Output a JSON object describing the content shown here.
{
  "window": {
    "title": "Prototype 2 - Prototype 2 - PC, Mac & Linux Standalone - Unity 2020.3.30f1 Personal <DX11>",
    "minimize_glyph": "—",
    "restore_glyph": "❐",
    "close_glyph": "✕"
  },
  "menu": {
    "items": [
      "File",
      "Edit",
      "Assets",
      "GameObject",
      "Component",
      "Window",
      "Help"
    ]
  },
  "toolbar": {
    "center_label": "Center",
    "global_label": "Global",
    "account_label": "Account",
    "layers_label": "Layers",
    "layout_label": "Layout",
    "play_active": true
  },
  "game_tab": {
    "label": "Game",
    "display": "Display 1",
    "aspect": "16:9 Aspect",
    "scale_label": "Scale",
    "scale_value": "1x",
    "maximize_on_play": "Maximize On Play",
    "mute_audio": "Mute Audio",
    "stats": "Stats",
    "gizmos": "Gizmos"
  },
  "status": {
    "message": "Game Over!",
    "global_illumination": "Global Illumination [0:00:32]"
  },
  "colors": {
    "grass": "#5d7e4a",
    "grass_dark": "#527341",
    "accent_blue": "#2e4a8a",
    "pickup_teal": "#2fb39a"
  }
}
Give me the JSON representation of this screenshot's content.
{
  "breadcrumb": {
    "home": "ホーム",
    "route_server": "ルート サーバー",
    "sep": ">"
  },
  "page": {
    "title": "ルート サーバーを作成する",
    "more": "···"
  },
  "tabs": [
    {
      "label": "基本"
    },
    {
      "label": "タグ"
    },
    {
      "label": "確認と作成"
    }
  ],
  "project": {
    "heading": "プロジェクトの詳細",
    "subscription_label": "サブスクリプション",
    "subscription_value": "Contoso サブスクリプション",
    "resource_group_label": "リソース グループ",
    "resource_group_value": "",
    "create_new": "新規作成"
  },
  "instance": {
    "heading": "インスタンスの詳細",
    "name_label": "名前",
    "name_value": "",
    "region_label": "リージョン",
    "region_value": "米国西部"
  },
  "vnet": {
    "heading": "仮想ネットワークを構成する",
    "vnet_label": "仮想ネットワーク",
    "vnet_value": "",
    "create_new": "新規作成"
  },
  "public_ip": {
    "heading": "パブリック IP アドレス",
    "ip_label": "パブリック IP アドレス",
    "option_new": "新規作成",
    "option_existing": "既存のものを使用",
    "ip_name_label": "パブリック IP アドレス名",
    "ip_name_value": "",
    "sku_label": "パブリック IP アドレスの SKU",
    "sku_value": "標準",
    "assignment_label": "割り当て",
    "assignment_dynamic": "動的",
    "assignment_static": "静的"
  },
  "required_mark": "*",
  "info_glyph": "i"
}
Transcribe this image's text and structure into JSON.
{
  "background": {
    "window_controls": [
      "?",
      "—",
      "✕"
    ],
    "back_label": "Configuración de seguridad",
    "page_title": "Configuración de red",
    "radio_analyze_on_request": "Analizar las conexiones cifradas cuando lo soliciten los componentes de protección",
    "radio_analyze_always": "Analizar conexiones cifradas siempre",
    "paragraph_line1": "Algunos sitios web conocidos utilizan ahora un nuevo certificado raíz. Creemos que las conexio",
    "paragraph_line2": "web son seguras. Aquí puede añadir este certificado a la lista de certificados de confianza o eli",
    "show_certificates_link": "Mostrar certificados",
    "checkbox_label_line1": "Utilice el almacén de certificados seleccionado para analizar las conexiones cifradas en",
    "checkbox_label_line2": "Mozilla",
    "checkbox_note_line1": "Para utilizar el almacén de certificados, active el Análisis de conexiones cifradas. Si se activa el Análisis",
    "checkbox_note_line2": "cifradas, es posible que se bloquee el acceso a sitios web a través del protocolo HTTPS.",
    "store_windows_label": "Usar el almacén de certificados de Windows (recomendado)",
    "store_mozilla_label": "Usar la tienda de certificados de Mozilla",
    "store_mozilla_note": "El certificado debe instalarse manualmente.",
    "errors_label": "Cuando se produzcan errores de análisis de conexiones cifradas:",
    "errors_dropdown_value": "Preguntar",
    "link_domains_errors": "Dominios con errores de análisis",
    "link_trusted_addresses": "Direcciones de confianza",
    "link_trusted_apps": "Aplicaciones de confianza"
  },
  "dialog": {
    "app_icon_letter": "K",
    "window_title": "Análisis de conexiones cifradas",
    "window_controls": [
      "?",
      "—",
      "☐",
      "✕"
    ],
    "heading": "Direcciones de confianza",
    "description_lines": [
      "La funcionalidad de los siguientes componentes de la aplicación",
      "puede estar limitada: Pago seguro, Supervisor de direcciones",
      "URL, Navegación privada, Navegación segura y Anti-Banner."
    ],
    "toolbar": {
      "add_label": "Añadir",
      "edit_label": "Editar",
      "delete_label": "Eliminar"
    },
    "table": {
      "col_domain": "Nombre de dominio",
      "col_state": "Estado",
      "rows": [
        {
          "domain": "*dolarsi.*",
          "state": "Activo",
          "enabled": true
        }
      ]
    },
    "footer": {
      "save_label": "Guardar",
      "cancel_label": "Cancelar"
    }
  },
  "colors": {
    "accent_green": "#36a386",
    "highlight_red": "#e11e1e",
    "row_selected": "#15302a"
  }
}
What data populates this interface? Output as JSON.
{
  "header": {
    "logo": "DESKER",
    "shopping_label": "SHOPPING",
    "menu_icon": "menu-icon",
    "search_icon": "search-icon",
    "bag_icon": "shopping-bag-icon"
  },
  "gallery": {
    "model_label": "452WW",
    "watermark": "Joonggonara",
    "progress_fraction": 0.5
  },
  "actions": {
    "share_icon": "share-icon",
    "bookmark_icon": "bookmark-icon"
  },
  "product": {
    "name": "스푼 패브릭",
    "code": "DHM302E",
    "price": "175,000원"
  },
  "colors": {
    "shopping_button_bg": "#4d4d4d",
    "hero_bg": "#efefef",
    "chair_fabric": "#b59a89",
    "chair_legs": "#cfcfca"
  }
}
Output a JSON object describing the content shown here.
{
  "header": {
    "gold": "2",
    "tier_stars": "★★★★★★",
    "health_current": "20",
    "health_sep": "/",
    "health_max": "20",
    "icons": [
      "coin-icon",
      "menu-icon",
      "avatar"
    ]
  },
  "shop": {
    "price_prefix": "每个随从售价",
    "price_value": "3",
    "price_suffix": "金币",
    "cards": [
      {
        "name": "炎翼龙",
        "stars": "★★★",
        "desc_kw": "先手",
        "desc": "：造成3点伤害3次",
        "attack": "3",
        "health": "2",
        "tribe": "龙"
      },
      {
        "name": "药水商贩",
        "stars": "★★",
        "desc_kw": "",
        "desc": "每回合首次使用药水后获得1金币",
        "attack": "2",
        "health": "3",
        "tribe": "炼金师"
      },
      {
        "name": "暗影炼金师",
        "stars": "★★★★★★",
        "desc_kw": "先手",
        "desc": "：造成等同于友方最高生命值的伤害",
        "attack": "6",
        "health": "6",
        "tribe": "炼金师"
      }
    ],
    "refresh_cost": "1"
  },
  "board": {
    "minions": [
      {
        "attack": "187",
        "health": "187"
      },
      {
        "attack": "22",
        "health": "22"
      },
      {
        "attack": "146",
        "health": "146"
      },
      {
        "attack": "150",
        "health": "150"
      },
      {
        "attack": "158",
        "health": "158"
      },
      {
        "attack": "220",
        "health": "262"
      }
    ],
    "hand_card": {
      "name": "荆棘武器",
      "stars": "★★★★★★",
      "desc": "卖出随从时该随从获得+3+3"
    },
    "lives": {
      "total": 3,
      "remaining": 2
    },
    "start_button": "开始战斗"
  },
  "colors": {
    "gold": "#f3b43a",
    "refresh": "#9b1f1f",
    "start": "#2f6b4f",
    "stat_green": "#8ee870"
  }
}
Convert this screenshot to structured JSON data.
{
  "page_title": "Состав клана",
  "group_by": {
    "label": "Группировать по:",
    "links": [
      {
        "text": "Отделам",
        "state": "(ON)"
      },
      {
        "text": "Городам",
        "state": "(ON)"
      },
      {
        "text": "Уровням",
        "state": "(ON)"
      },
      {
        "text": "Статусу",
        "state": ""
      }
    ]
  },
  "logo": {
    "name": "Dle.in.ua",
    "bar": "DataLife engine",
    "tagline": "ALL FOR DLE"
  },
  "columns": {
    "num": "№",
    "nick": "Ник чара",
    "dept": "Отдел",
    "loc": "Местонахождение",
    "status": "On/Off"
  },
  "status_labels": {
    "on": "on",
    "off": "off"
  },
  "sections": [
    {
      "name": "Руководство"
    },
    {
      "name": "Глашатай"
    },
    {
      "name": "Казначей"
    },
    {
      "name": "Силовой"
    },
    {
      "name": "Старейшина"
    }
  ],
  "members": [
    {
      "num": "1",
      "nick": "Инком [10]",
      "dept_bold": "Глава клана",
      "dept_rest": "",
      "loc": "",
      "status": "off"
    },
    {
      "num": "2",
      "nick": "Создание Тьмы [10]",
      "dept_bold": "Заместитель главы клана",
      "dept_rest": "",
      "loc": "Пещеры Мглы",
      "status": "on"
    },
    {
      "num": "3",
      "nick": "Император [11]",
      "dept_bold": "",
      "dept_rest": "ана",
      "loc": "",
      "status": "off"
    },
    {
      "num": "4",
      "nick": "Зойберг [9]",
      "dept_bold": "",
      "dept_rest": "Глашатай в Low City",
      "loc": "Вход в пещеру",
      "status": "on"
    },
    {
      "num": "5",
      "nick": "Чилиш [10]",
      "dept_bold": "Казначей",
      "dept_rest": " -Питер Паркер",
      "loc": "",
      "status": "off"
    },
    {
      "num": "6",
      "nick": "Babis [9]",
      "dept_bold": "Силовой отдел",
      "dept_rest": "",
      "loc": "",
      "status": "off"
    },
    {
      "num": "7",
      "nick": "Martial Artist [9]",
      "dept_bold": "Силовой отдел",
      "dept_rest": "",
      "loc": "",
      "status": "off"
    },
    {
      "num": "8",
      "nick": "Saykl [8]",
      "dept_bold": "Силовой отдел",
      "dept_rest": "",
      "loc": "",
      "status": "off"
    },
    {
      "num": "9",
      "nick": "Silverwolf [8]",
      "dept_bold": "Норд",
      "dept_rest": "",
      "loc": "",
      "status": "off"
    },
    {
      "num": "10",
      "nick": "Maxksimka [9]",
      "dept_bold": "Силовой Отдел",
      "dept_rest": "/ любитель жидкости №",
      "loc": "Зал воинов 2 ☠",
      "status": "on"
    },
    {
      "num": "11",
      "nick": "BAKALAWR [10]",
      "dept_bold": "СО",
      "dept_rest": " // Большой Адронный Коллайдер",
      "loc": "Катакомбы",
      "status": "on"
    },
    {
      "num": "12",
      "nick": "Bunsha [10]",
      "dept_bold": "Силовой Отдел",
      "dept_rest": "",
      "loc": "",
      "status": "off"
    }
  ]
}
______________________________
• **TASK DETAILS**
All lines above containing the string "sitios" are to be collected.

• **RESULT BELOW**
    "paragraph_line1": "Algunos sitios web conocidos utilizan ahora un nuevo certificado raíz. Creemos que las conexio",
    "checkbox_note_line2": "cifradas, es posible que se bloquee el acceso a sitios web a través del protocolo HTTPS.",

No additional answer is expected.